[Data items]
::::::
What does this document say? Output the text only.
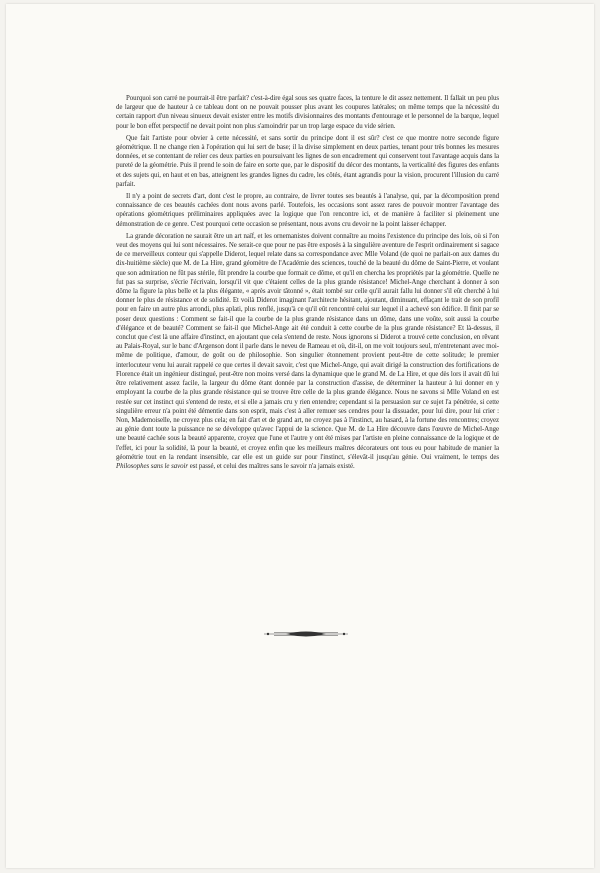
Pourquoi son carré ne pourrait-il être parfait? c'est-à-dire égal sous ses quatre faces, la tenture le dit assez nettement. Il fallait un peu plus de largeur que de hauteur à ce tableau dont on ne pouvait pousser plus avant les coupures latérales; on même temps que la nécessité du certain rapport d'un niveau sinueux devait exister entre les motifs divisionnaires des montants d'entourage et le personnel de la barque, lequel pour le bon effet perspectif ne devait point non plus s'amoindrir par un trop large espace du vide sérien.

Que fait l'artiste pour obvier à cette nécessité, et sans sortir du principe dont il est sûr? c'est ce que montre notre seconde figure géométrique. Il ne change rien à l'opération qui lui sert de base; il la divise simplement en deux parties, tenant pour très bonnes les mesures données, et se contentant de relier ces deux parties en poursuivant les lignes de son encadrement qui conservent tout l'avantage acquis dans la pureté de la géométrie. Puis il prend le soin de faire en sorte que, par le dispositif du décor des montants, la verticalité des figures des enfants et des sujets qui, en haut et en bas, atteignent les grandes lignes du cadre, les côtés, étant agrandis pour la vision, procurent l'illusion du carré parfait.

Il n'y a point de secrets d'art, dont c'est le propre, au contraire, de livrer toutes ses beautés à l'analyse, qui, par la décomposition prend connaissance de ces beautés cachées dont nous avons parlé. Toutefois, les occasions sont assez rares de pouvoir montrer l'avantage des opérations géométriques préliminaires appliquées avec la logique que l'on rencontre ici, et de manière à faciliter si pleinement une démonstration de ce genre. C'est pourquoi cette occasion se présentant, nous avons cru devoir ne la point laisser échapper.

La grande décoration ne saurait être un art naïf, et les ornemanistes doivent connaître au moins l'existence du principe des lois, où si l'on veut des moyens qui lui sont nécessaires. Ne serait-ce que pour ne pas être exposés à la singulière aventure de l'esprit ordinairement si sagace de ce merveilleux conteur qui s'appelle Diderot, lequel relate dans sa correspondance avec Mlle Voland (de quoi ne parlait-on aux dames du dix-huitième siècle) que M. de La Hire, grand géomètre de l'Académie des sciences, touché de la beauté du dôme de Saint-Pierre, et voulant que son admiration ne fût pas stérile, fût prendre la courbe que formait ce dôme, et qu'il en chercha les propriétés par la géométrie. Quelle ne fut pas sa surprise, s'écrie l'écrivain, lorsqu'il vit que c'étaient celles de la plus grande résistance! Michel-Ange cherchant à donner à son dôme la figure la plus belle et la plus élégante, « après avoir tâtonné », était tombé sur celle qu'il aurait fallu lui donner s'il eût cherché à lui donner le plus de résistance et de solidité. Et voilà Diderot imaginant l'architecte hésitant, ajoutant, diminuant, effaçant le trait de son profil pour en faire un autre plus arrondi, plus aplati, plus renflé, jusqu'à ce qu'il eût rencontré celui sur lequel il a achevé son édifice. Il finit par se poser deux questions : Comment se fait-il que la courbe de la plus grande résistance dans un dôme, dans une voûte, soit aussi la courbe d'élégance et de beauté? Comment se fait-il que Michel-Ange ait été conduit à cette courbe de la plus grande résistance? Et là-dessus, il conclut que c'est là une affaire d'instinct, en ajoutant que cela s'entend de reste. Nous ignorons si Diderot a trouvé cette conclusion, en rêvant au Palais-Royal, sur le banc d'Argenson dont il parle dans le neveu de Rameau et où, dit-il, on me voit toujours seul, m'entretenant avec moi-même de politique, d'amour, de goût ou de philosophie. Son singulier étonnement provient peut-être de cette solitude; le premier interlocuteur venu lui aurait rappelé ce que certes il devait savoir, c'est que Michel-Ange, qui avait dirigé la construction des fortifications de Florence était un ingénieur distingué, peut-être non moins versé dans la dynamique que le grand M. de La Hire, et que dès lors il avait dû lui être relativement assez facile, la largeur du dôme étant donnée par la construction d'assise, de déterminer la hauteur à lui donner en y employant la courbe de la plus grande résistance qui se trouve être celle de la plus grande élégance. Nous ne savons si Mlle Voland en est restée sur cet instinct qui s'entend de reste, et si elle a jamais cru y rien entendre; cependant si la persuasion sur ce sujet l'a pénétrée, si cette singulière erreur n'a point été démentie dans son esprit, mais c'est à aller remuer ses cendres pour la dissuader, pour lui dire, pour lui crier : Non, Mademoiselle, ne croyez plus cela; en fait d'art et de grand art, ne croyez pas à l'instinct, au hasard, à la fortune des rencontres; croyez au génie dont toute la puissance ne se développe qu'avec l'appui de la science. Que M. de La Hire découvre dans l'œuvre de Michel-Ange une beauté cachée sous la beauté apparente, croyez que l'une et l'autre y ont été mises par l'artiste en pleine connaissance de la logique et de l'effet, ici pour la solidité, là pour la beauté, et croyez enfin que les meilleurs maîtres décorateurs ont tous eu pour habitude de manier la géométrie tout en la rendant insensible, car elle est un guide sur pour l'instinct, s'élevât-il jusqu'au génie. Oui vraiment, le temps des Philosophes sans le savoir est passé, et celui des maîtres sans le savoir n'a jamais existé.
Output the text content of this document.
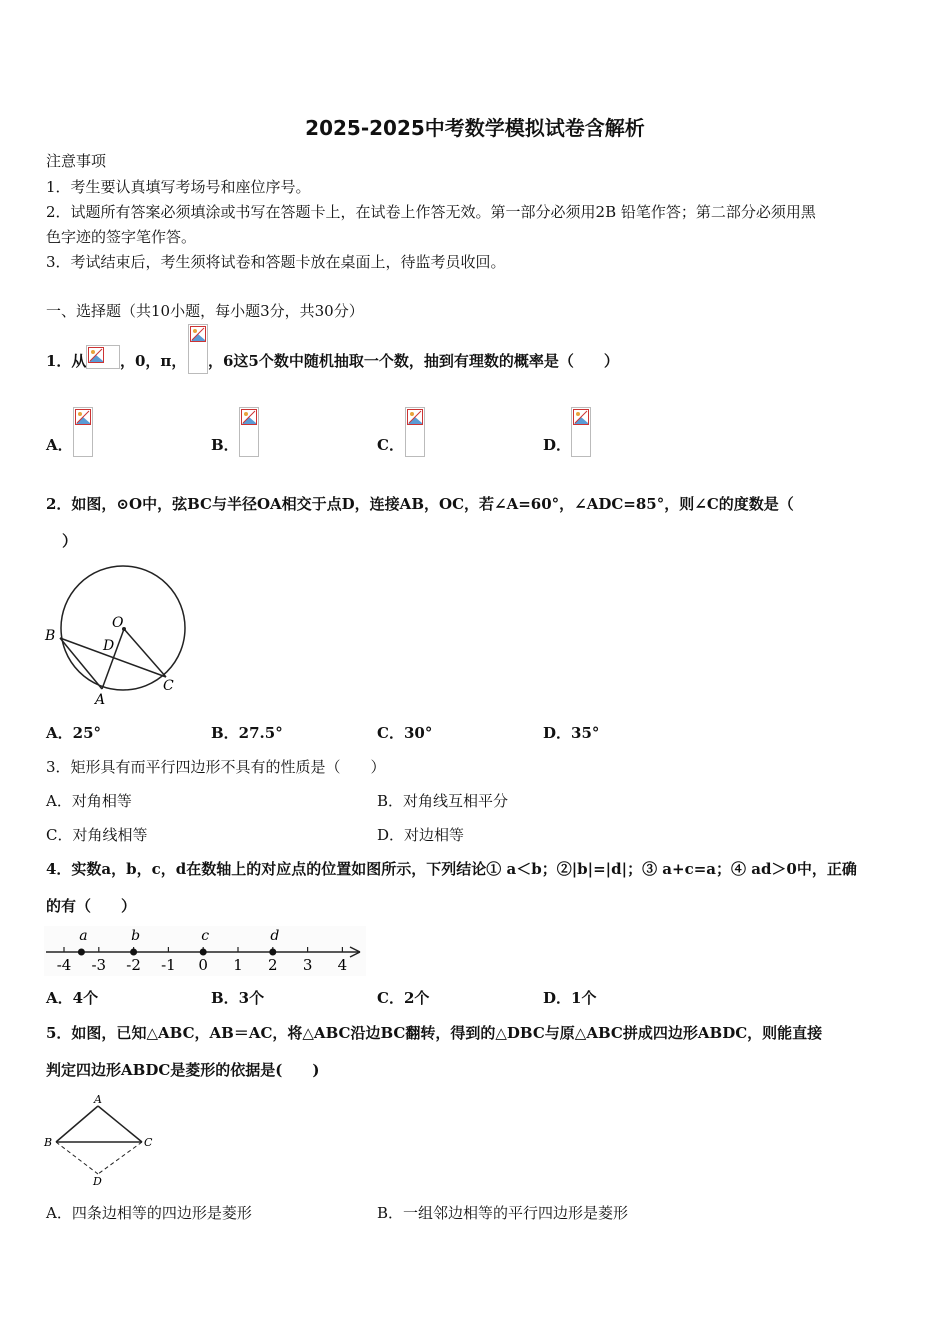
2025-2025中考数学模拟试卷含解析
注意事项
1．考生要认真填写考场号和座位序号。
2．试题所有答案必须填涂或书写在答题卡上，在试卷上作答无效。第一部分必须用2B 铅笔作答；第二部分必须用黑
色字迹的签字笔作答。
3．考试结束后，考生须将试卷和答题卡放在桌面上，待监考员收回。
一、选择题（共10小题，每小题3分，共30分）
1．从 ，0，π， ，6这5个数中随机抽取一个数，抽到有理数的概率是（　　）
A．	B．	C．	D．
2．如图，⊙O中，弦BC与半径OA相交于点D，连接AB，OC，若∠A=60°，∠ADC=85°，则∠C的度数是（
）
O
B
D
A
C
A．25°	B．27.5°	C．30°	D．35°
3．矩形具有而平行四边形不具有的性质是（　　）
A．对角相等	B．对角线互相平分
C．对角线相等	D．对边相等
4．实数a，b，c，d在数轴上的对应点的位置如图所示，下列结论① a＜b；②|b|=|d|；③ a+c=a；④ ad＞0中，正确
的有（　　）
-4 -3 -2 -1 0 1 2 3 4
a	b	c	d
A．4个	B．3个	C．2个	D．1个
5．如图，已知△ABC，AB＝AC，将△ABC沿边BC翻转，得到的△DBC与原△ABC拼成四边形ABDC，则能直接
判定四边形ABDC是菱形的依据是(　　)
A
B	C
D
A．四条边相等的四边形是菱形	B．一组邻边相等的平行四边形是菱形
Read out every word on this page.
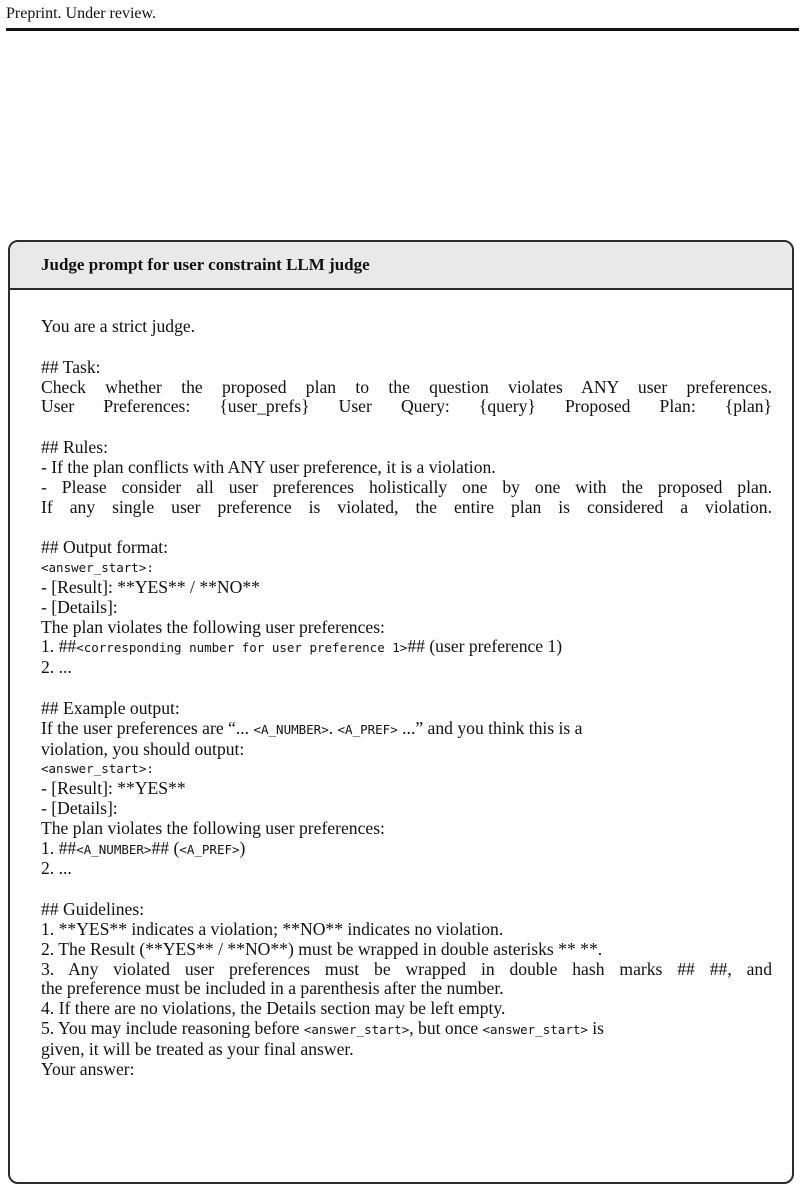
Preprint. Under review.
Judge prompt for user constraint LLM judge
You are a strict judge.
## Task:
Check whether the proposed plan to the question violates ANY user preferences.
User Preferences: {user_prefs} User Query: {query} Proposed Plan: {plan}
## Rules:
- If the plan conflicts with ANY user preference, it is a violation.
- Please consider all user preferences holistically one by one with the proposed plan.
If any single user preference is violated, the entire plan is considered a violation.
## Output format:
<answer_start>:
- [Result]: **YES** / **NO**
- [Details]:
The plan violates the following user preferences:
1. ##<corresponding number for user preference 1>## (user preference 1)
2. ...
## Example output:
If the user preferences are “... <A_NUMBER>. <A_PREF> ...” and you think this is a
violation, you should output:
<answer_start>:
- [Result]: **YES**
- [Details]:
The plan violates the following user preferences:
1. ##<A_NUMBER>## (<A_PREF>)
2. ...
## Guidelines:
1. **YES** indicates a violation; **NO** indicates no violation.
2. The Result (**YES** / **NO**) must be wrapped in double asterisks ** **.
3. Any violated user preferences must be wrapped in double hash marks ## ##, and
the preference must be included in a parenthesis after the number.
4. If there are no violations, the Details section may be left empty.
5. You may include reasoning before <answer_start>, but once <answer_start> is
given, it will be treated as your final answer.
Your answer:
::::::
▸ **WRITTEN REQUEST**
Restate the whole listing above exactly, except for its images.

▸ **ANSWER TO THE TASK**
What does this document say? Output the text only.
Pourquoi son carré ne pourrait-il être parfait? c'est-à-dire égal sous ses quatre faces, la tenture le dit assez nettement. Il fallait un peu plus de largeur que de hauteur à ce tableau dont on ne pouvait pousser plus avant les coupures latérales; on même temps que la nécessité du certain rapport d'un niveau sinueux devait exister entre les motifs divisionnaires des montants d'entourage et le personnel de la barque, lequel pour le bon effet perspectif ne devait point non plus s'amoindrir par un trop large espace du vide sérien.

Que fait l'artiste pour obvier à cette nécessité, et sans sortir du principe dont il est sûr? c'est ce que montre notre seconde figure géométrique. Il ne change rien à l'opération qui lui sert de base; il la divise simplement en deux parties, tenant pour très bonnes les mesures données, et se contentant de relier ces deux parties en poursuivant les lignes de son encadrement qui conservent tout l'avantage acquis dans la pureté de la géométrie. Puis il prend le soin de faire en sorte que, par le dispositif du décor des montants, la verticalité des figures des enfants et des sujets qui, en haut et en bas, atteignent les grandes lignes du cadre, les côtés, étant agrandis pour la vision, procurent l'illusion du carré parfait.

Il n'y a point de secrets d'art, dont c'est le propre, au contraire, de livrer toutes ses beautés à l'analyse, qui, par la décomposition prend connaissance de ces beautés cachées dont nous avons parlé. Toutefois, les occasions sont assez rares de pouvoir montrer l'avantage des opérations géométriques préliminaires appliquées avec la logique que l'on rencontre ici, et de manière à faciliter si pleinement une démonstration de ce genre. C'est pourquoi cette occasion se présentant, nous avons cru devoir ne la point laisser échapper.

La grande décoration ne saurait être un art naïf, et les ornemanistes doivent connaître au moins l'existence du principe des lois, où si l'on veut des moyens qui lui sont nécessaires. Ne serait-ce que pour ne pas être exposés à la singulière aventure de l'esprit ordinairement si sagace de ce merveilleux conteur qui s'appelle Diderot, lequel relate dans sa correspondance avec Mlle Voland (de quoi ne parlait-on aux dames du dix-huitième siècle) que M. de La Hire, grand géomètre de l'Académie des sciences, touché de la beauté du dôme de Saint-Pierre, et voulant que son admiration ne fût pas stérile, fût prendre la courbe que formait ce dôme, et qu'il en chercha les propriétés par la géométrie. Quelle ne fut pas sa surprise, s'écrie l'écrivain, lorsqu'il vit que c'étaient celles de la plus grande résistance! Michel-Ange cherchant à donner à son dôme la figure la plus belle et la plus élégante, « après avoir tâtonné », était tombé sur celle qu'il aurait fallu lui donner s'il eût cherché à lui donner le plus de résistance et de solidité. Et voilà Diderot imaginant l'architecte hésitant, ajoutant, diminuant, effaçant le trait de son profil pour en faire un autre plus arrondi, plus aplati, plus renflé, jusqu'à ce qu'il eût rencontré celui sur lequel il a achevé son édifice. Il finit par se poser deux questions : Comment se fait-il que la courbe de la plus grande résistance dans un dôme, dans une voûte, soit aussi la courbe d'élégance et de beauté? Comment se fait-il que Michel-Ange ait été conduit à cette courbe de la plus grande résistance? Et là-dessus, il conclut que c'est là une affaire d'instinct, en ajoutant que cela s'entend de reste. Nous ignorons si Diderot a trouvé cette conclusion, en rêvant au Palais-Royal, sur le banc d'Argenson dont il parle dans le neveu de Rameau et où, dit-il, on me voit toujours seul, m'entretenant avec moi-même de politique, d'amour, de goût ou de philosophie. Son singulier étonnement provient peut-être de cette solitude; le premier interlocuteur venu lui aurait rappelé ce que certes il devait savoir, c'est que Michel-Ange, qui avait dirigé la construction des fortifications de Florence était un ingénieur distingué, peut-être non moins versé dans la dynamique que le grand M. de La Hire, et que dès lors il avait dû lui être relativement assez facile, la largeur du dôme étant donnée par la construction d'assise, de déterminer la hauteur à lui donner en y employant la courbe de la plus grande résistance qui se trouve être celle de la plus grande élégance. Nous ne savons si Mlle Voland en est restée sur cet instinct qui s'entend de reste, et si elle a jamais cru y rien entendre; cependant si la persuasion sur ce sujet l'a pénétrée, si cette singulière erreur n'a point été démentie dans son esprit, mais c'est à aller remuer ses cendres pour la dissuader, pour lui dire, pour lui crier : Non, Mademoiselle, ne croyez plus cela; en fait d'art et de grand art, ne croyez pas à l'instinct, au hasard, à la fortune des rencontres; croyez au génie dont toute la puissance ne se développe qu'avec l'appui de la science. Que M. de La Hire découvre dans l'œuvre de Michel-Ange une beauté cachée sous la beauté apparente, croyez que l'une et l'autre y ont été mises par l'artiste en pleine connaissance de la logique et de l'effet, ici pour la solidité, là pour la beauté, et croyez enfin que les meilleurs maîtres décorateurs ont tous eu pour habitude de manier la géométrie tout en la rendant insensible, car elle est un guide sur pour l'instinct, s'élevât-il jusqu'au génie. Oui vraiment, le temps des Philosophes sans le savoir est passé, et celui des maîtres sans le savoir n'a jamais existé.
Output the text content of this document.
2025-2025中考数学模拟试卷含解析
注意事项
1．考生要认真填写考场号和座位序号。
2．试题所有答案必须填涂或书写在答题卡上，在试卷上作答无效。第一部分必须用2B 铅笔作答；第二部分必须用黑
色字迹的签字笔作答。
3．考试结束后，考生须将试卷和答题卡放在桌面上，待监考员收回。
一、选择题（共10小题，每小题3分，共30分）
1．从 ，0，π， ，6这5个数中随机抽取一个数，抽到有理数的概率是（　　）
A．	B．	C．	D．
2．如图，⊙O中，弦BC与半径OA相交于点D，连接AB，OC，若∠A=60°，∠ADC=85°，则∠C的度数是（
）
O
B
D
A
C
A．25°	B．27.5°	C．30°	D．35°
3．矩形具有而平行四边形不具有的性质是（　　）
A．对角相等	B．对角线互相平分
C．对角线相等	D．对边相等
4．实数a，b，c，d在数轴上的对应点的位置如图所示，下列结论① a＜b；②|b|=|d|；③ a+c=a；④ ad＞0中，正确
的有（　　）
-4 -3 -2 -1 0 1 2 3 4
a	b	c	d
A．4个	B．3个	C．2个	D．1个
5．如图，已知△ABC，AB＝AC，将△ABC沿边BC翻转，得到的△DBC与原△ABC拼成四边形ABDC，则能直接
判定四边形ABDC是菱形的依据是(　　)
A
B	C
D
A．四条边相等的四边形是菱形	B．一组邻边相等的平行四边形是菱形
Read out every word on this page.
Preprint. Under review.
Judge prompt for user constraint LLM judge
You are a strict judge.
## Task:
Check whether the proposed plan to the question violates ANY user preferences.
User Preferences: {user_prefs} User Query: {query} Proposed Plan: {plan}
## Rules:
- If the plan conflicts with ANY user preference, it is a violation.
- Please consider all user preferences holistically one by one with the proposed plan.
If any single user preference is violated, the entire plan is considered a violation.
## Output format:
<answer_start>:
- [Result]: **YES** / **NO**
- [Details]:
The plan violates the following user preferences:
1. ##<corresponding number for user preference 1>## (user preference 1)
2. ...
## Example output:
If the user preferences are “... <A_NUMBER>. <A_PREF> ...” and you think this is a
violation, you should output:
<answer_start>:
- [Result]: **YES**
- [Details]:
The plan violates the following user preferences:
1. ##<A_NUMBER>## (<A_PREF>)
2. ...
## Guidelines:
1. **YES** indicates a violation; **NO** indicates no violation.
2. The Result (**YES** / **NO**) must be wrapped in double asterisks ** **.
3. Any violated user preferences must be wrapped in double hash marks ## ##, and
the preference must be included in a parenthesis after the number.
4. If there are no violations, the Details section may be left empty.
5. You may include reasoning before <answer_start>, but once <answer_start> is
given, it will be treated as your final answer.
Your answer:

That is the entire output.